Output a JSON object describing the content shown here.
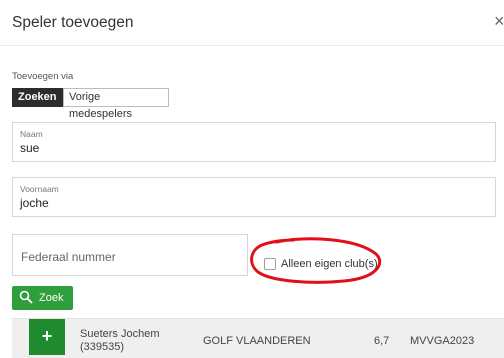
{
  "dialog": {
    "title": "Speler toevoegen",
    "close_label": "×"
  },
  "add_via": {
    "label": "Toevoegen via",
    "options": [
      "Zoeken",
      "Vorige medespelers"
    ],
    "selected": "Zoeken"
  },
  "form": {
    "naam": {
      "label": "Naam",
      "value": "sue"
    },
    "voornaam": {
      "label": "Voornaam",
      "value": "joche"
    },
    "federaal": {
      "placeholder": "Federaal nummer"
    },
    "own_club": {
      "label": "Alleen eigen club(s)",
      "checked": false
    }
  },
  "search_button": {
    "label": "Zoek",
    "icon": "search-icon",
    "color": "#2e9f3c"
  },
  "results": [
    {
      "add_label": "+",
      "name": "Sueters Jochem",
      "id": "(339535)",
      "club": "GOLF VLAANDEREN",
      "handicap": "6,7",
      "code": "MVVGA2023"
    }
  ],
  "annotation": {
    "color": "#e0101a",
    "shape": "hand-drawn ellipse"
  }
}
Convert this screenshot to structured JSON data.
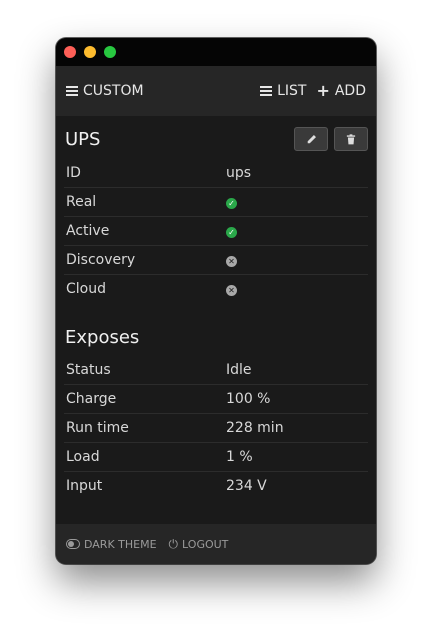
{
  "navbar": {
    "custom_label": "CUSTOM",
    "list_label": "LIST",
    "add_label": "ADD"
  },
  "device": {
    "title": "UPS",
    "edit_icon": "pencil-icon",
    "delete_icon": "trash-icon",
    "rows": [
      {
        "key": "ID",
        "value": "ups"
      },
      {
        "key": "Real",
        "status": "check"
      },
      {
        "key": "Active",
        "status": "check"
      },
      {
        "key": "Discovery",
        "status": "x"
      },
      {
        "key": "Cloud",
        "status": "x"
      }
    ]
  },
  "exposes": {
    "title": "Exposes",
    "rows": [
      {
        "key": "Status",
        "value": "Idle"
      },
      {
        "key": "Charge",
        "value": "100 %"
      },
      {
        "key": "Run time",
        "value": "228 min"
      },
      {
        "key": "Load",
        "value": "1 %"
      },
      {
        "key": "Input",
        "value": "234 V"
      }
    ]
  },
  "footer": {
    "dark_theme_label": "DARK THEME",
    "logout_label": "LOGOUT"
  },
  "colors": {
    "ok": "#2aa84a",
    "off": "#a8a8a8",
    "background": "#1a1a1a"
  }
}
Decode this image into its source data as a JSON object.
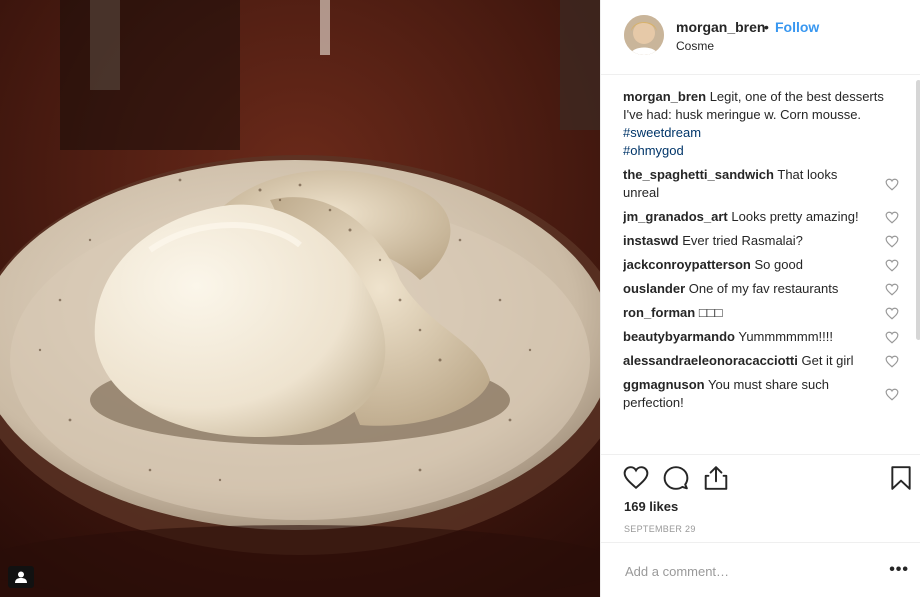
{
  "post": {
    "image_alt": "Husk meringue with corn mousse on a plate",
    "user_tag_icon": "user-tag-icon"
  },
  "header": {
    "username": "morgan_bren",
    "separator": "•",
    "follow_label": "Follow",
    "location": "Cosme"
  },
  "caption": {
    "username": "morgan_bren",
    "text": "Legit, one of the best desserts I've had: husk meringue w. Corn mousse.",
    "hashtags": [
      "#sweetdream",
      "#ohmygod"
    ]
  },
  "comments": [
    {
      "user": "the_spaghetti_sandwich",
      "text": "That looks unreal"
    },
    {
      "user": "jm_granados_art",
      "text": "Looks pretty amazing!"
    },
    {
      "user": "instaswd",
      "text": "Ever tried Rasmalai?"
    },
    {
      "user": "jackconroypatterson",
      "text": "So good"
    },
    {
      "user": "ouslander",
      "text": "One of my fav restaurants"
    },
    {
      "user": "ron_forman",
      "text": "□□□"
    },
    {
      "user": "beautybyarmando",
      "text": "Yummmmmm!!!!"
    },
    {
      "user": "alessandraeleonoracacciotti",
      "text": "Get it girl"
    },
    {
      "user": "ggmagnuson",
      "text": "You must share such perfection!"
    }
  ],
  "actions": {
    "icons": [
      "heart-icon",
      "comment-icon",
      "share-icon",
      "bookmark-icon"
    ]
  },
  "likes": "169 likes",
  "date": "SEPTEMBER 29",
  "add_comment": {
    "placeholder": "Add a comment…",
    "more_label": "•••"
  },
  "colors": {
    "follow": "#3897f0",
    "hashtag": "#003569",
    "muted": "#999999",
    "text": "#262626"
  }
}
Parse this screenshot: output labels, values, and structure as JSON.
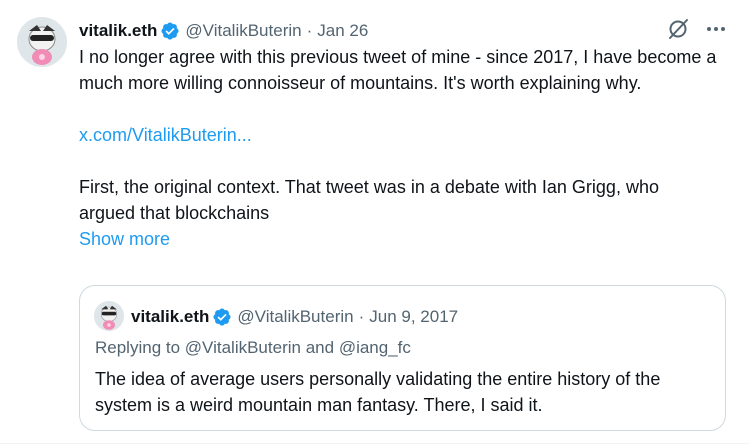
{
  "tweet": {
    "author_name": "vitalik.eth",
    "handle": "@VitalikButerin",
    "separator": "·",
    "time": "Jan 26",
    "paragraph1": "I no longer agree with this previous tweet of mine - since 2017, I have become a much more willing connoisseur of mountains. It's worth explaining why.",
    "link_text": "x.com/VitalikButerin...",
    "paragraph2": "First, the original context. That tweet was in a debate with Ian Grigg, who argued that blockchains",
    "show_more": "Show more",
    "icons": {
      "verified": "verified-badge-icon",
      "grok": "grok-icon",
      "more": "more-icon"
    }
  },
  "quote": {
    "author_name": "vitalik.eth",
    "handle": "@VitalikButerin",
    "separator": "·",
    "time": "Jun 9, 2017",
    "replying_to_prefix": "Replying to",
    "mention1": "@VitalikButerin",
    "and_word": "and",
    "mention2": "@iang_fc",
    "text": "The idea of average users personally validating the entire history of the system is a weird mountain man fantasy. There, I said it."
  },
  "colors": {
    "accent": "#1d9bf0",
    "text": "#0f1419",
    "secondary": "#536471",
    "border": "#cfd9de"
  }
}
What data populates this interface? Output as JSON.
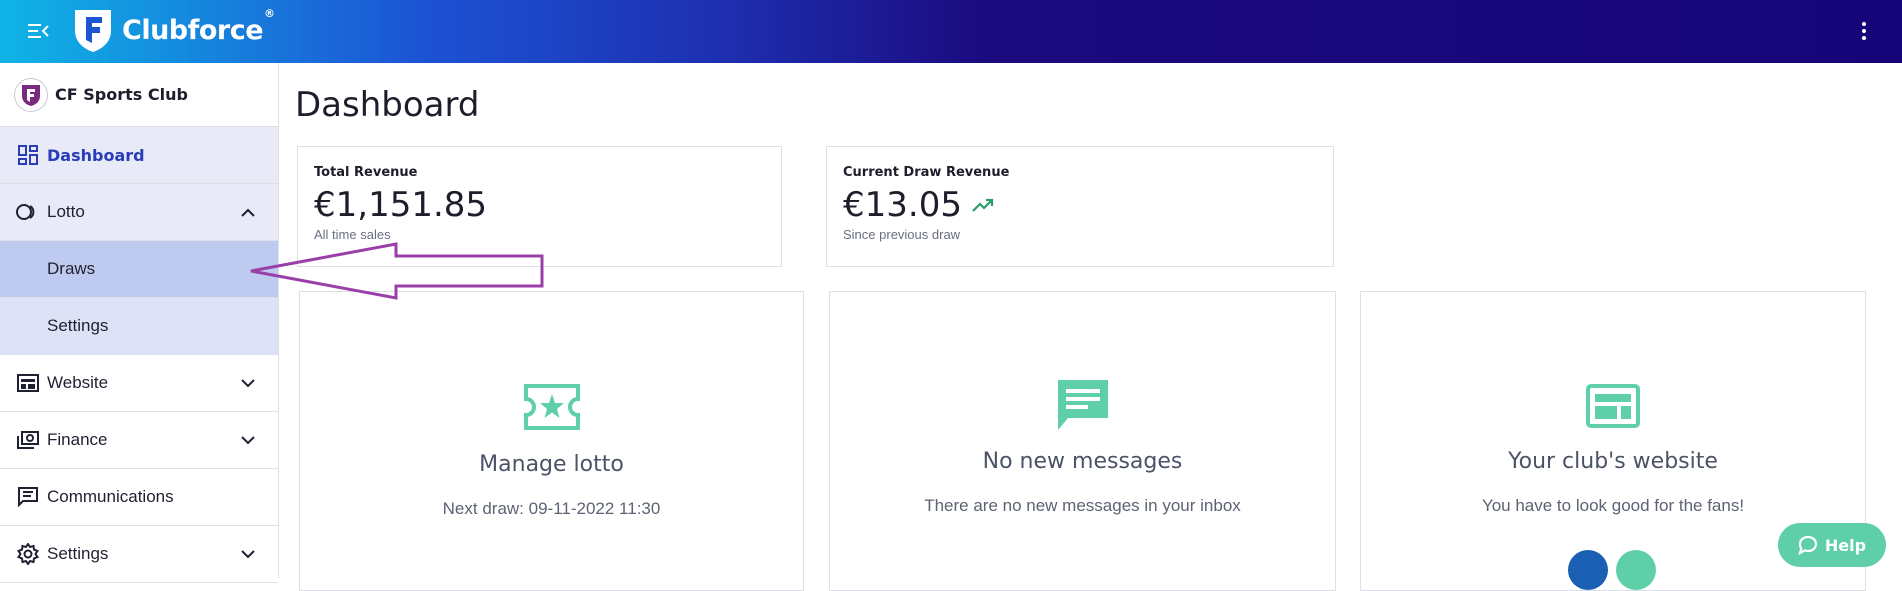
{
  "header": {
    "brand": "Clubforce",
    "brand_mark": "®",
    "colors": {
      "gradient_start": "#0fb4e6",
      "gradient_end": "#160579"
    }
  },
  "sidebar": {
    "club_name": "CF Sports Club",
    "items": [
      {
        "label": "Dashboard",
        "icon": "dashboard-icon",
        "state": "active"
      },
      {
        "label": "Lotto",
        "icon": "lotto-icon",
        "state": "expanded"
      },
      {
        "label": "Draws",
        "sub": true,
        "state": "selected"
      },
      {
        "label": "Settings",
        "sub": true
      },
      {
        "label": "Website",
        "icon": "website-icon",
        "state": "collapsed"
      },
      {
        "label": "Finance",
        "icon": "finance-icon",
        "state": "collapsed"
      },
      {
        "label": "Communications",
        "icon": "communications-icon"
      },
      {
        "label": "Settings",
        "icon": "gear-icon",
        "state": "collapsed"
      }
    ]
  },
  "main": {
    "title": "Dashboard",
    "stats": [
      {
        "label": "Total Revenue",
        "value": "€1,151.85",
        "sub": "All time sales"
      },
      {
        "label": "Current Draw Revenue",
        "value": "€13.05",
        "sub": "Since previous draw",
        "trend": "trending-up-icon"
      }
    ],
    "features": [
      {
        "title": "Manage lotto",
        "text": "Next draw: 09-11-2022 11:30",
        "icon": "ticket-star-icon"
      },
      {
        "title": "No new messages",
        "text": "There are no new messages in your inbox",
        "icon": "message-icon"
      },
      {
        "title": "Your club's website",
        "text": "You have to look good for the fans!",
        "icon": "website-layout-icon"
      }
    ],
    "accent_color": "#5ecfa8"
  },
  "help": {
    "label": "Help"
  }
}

-- -- --

- _GIVEN TASK_:
Repeat the data exactly in full, omitting its pictures.

- _REPLY TO THE EXERCISE_:
Output a JSON object describing the content shown here.
{
  "dialog": {
    "title": "Speler toevoegen",
    "close_label": "×"
  },
  "add_via": {
    "label": "Toevoegen via",
    "options": [
      "Zoeken",
      "Vorige medespelers"
    ],
    "selected": "Zoeken"
  },
  "form": {
    "naam": {
      "label": "Naam",
      "value": "sue"
    },
    "voornaam": {
      "label": "Voornaam",
      "value": "joche"
    },
    "federaal": {
      "placeholder": "Federaal nummer"
    },
    "own_club": {
      "label": "Alleen eigen club(s)",
      "checked": false
    }
  },
  "search_button": {
    "label": "Zoek",
    "icon": "search-icon",
    "color": "#2e9f3c"
  },
  "results": [
    {
      "add_label": "+",
      "name": "Sueters Jochem",
      "id": "(339535)",
      "club": "GOLF VLAANDEREN",
      "handicap": "6,7",
      "code": "MVVGA2023"
    }
  ],
  "annotation": {
    "color": "#e0101a",
    "shape": "hand-drawn ellipse"
  }
}
Convert this screenshot to structured JSON data.
{
  "navbar": {
    "custom_label": "CUSTOM",
    "list_label": "LIST",
    "add_label": "ADD"
  },
  "device": {
    "title": "UPS",
    "edit_icon": "pencil-icon",
    "delete_icon": "trash-icon",
    "rows": [
      {
        "key": "ID",
        "value": "ups"
      },
      {
        "key": "Real",
        "status": "check"
      },
      {
        "key": "Active",
        "status": "check"
      },
      {
        "key": "Discovery",
        "status": "x"
      },
      {
        "key": "Cloud",
        "status": "x"
      }
    ]
  },
  "exposes": {
    "title": "Exposes",
    "rows": [
      {
        "key": "Status",
        "value": "Idle"
      },
      {
        "key": "Charge",
        "value": "100 %"
      },
      {
        "key": "Run time",
        "value": "228 min"
      },
      {
        "key": "Load",
        "value": "1 %"
      },
      {
        "key": "Input",
        "value": "234 V"
      }
    ]
  },
  "footer": {
    "dark_theme_label": "DARK THEME",
    "logout_label": "LOGOUT"
  },
  "colors": {
    "ok": "#2aa84a",
    "off": "#a8a8a8",
    "background": "#1a1a1a"
  }
}
Decode this image into its source data as a JSON object.
{
  "post": {
    "image_alt": "Husk meringue with corn mousse on a plate",
    "user_tag_icon": "user-tag-icon"
  },
  "header": {
    "username": "morgan_bren",
    "separator": "•",
    "follow_label": "Follow",
    "location": "Cosme"
  },
  "caption": {
    "username": "morgan_bren",
    "text": "Legit, one of the best desserts I've had: husk meringue w. Corn mousse.",
    "hashtags": [
      "#sweetdream",
      "#ohmygod"
    ]
  },
  "comments": [
    {
      "user": "the_spaghetti_sandwich",
      "text": "That looks unreal"
    },
    {
      "user": "jm_granados_art",
      "text": "Looks pretty amazing!"
    },
    {
      "user": "instaswd",
      "text": "Ever tried Rasmalai?"
    },
    {
      "user": "jackconroypatterson",
      "text": "So good"
    },
    {
      "user": "ouslander",
      "text": "One of my fav restaurants"
    },
    {
      "user": "ron_forman",
      "text": "□□□"
    },
    {
      "user": "beautybyarmando",
      "text": "Yummmmmm!!!!"
    },
    {
      "user": "alessandraeleonoracacciotti",
      "text": "Get it girl"
    },
    {
      "user": "ggmagnuson",
      "text": "You must share such perfection!"
    }
  ],
  "actions": {
    "icons": [
      "heart-icon",
      "comment-icon",
      "share-icon",
      "bookmark-icon"
    ]
  },
  "likes": "169 likes",
  "date": "SEPTEMBER 29",
  "add_comment": {
    "placeholder": "Add a comment…",
    "more_label": "•••"
  },
  "colors": {
    "follow": "#3897f0",
    "hashtag": "#003569",
    "muted": "#999999",
    "text": "#262626"
  }
}
Parse this screenshot: output labels, values, and structure as JSON.
{
  "tweet": {
    "author_name": "vitalik.eth",
    "handle": "@VitalikButerin",
    "separator": "·",
    "time": "Jan 26",
    "paragraph1": "I no longer agree with this previous tweet of mine - since 2017, I have become a much more willing connoisseur of mountains. It's worth explaining why.",
    "link_text": "x.com/VitalikButerin...",
    "paragraph2": "First, the original context. That tweet was in a debate with Ian Grigg, who argued that blockchains",
    "show_more": "Show more",
    "icons": {
      "verified": "verified-badge-icon",
      "grok": "grok-icon",
      "more": "more-icon"
    }
  },
  "quote": {
    "author_name": "vitalik.eth",
    "handle": "@VitalikButerin",
    "separator": "·",
    "time": "Jun 9, 2017",
    "replying_to_prefix": "Replying to",
    "mention1": "@VitalikButerin",
    "and_word": "and",
    "mention2": "@iang_fc",
    "text": "The idea of average users personally validating the entire history of the system is a weird mountain man fantasy. There, I said it."
  },
  "colors": {
    "accent": "#1d9bf0",
    "text": "#0f1419",
    "secondary": "#536471",
    "border": "#cfd9de"
  }
}
What data populates this interface? Output as JSON.
{
  "header": {
    "brand": "Clubforce",
    "brand_mark": "®",
    "colors": {
      "gradient_start": "#0fb4e6",
      "gradient_end": "#160579"
    }
  },
  "sidebar": {
    "club_name": "CF Sports Club",
    "items": [
      {
        "label": "Dashboard",
        "icon": "dashboard-icon",
        "state": "active"
      },
      {
        "label": "Lotto",
        "icon": "lotto-icon",
        "state": "expanded"
      },
      {
        "label": "Draws",
        "sub": true,
        "state": "selected"
      },
      {
        "label": "Settings",
        "sub": true
      },
      {
        "label": "Website",
        "icon": "website-icon",
        "state": "collapsed"
      },
      {
        "label": "Finance",
        "icon": "finance-icon",
        "state": "collapsed"
      },
      {
        "label": "Communications",
        "icon": "communications-icon"
      },
      {
        "label": "Settings",
        "icon": "gear-icon",
        "state": "collapsed"
      }
    ]
  },
  "main": {
    "title": "Dashboard",
    "stats": [
      {
        "label": "Total Revenue",
        "value": "€1,151.85",
        "sub": "All time sales"
      },
      {
        "label": "Current Draw Revenue",
        "value": "€13.05",
        "sub": "Since previous draw",
        "trend": "trending-up-icon"
      }
    ],
    "features": [
      {
        "title": "Manage lotto",
        "text": "Next draw: 09-11-2022 11:30",
        "icon": "ticket-star-icon"
      },
      {
        "title": "No new messages",
        "text": "There are no new messages in your inbox",
        "icon": "message-icon"
      },
      {
        "title": "Your club's website",
        "text": "You have to look good for the fans!",
        "icon": "website-layout-icon"
      }
    ],
    "accent_color": "#5ecfa8"
  },
  "help": {
    "label": "Help"
  }
}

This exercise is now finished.